**WHAT TO WORK ON:** Copy each line of the records that contains the word "United".

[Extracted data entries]
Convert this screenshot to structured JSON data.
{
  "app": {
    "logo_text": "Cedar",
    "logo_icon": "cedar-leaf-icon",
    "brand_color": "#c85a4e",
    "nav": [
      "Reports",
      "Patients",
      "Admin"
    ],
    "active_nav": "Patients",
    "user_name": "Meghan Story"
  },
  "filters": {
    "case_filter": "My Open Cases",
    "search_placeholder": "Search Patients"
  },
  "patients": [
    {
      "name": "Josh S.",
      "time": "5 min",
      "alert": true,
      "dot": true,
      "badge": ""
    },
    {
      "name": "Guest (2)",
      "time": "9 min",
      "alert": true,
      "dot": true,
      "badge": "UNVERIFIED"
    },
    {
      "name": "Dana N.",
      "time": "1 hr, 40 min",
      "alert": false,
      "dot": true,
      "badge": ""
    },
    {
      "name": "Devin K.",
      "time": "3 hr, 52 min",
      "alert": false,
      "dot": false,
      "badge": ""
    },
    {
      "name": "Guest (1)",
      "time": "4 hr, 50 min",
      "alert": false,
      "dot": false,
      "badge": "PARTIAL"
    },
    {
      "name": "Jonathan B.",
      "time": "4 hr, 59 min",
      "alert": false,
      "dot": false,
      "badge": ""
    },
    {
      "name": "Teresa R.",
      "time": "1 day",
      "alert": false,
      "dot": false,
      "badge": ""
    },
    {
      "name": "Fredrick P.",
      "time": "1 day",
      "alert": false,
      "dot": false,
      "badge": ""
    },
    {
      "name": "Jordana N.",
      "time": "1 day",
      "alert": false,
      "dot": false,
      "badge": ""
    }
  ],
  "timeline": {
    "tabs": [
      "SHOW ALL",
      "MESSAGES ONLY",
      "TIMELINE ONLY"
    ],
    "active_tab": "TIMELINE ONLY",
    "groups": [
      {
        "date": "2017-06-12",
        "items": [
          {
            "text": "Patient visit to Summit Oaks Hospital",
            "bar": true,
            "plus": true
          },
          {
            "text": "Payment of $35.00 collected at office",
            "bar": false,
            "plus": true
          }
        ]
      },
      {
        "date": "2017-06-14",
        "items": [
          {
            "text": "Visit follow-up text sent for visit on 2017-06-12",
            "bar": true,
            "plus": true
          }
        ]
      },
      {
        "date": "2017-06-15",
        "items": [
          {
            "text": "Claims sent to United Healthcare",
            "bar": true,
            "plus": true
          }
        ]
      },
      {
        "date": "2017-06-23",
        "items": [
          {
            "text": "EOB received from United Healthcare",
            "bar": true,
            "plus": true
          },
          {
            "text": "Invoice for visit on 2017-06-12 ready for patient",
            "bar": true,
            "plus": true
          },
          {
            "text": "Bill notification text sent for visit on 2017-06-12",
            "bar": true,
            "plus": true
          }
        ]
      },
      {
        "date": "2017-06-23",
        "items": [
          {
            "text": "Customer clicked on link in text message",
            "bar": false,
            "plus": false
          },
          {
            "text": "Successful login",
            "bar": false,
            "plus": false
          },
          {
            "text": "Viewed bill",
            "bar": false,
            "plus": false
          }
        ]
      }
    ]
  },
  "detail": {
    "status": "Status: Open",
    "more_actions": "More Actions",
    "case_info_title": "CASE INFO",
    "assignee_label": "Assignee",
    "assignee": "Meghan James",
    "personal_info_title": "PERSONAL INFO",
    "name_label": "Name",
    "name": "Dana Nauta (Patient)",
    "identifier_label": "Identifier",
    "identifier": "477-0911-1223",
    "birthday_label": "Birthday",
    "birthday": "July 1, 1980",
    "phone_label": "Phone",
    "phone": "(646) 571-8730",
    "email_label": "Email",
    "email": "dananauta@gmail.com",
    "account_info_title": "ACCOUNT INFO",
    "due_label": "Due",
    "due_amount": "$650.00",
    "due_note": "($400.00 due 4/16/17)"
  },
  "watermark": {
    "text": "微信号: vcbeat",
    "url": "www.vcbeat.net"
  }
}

**SOLUTION TO THE PROBLEM:**
            "text": "Claims sent to United Healthcare",
            "text": "EOB received from United Healthcare",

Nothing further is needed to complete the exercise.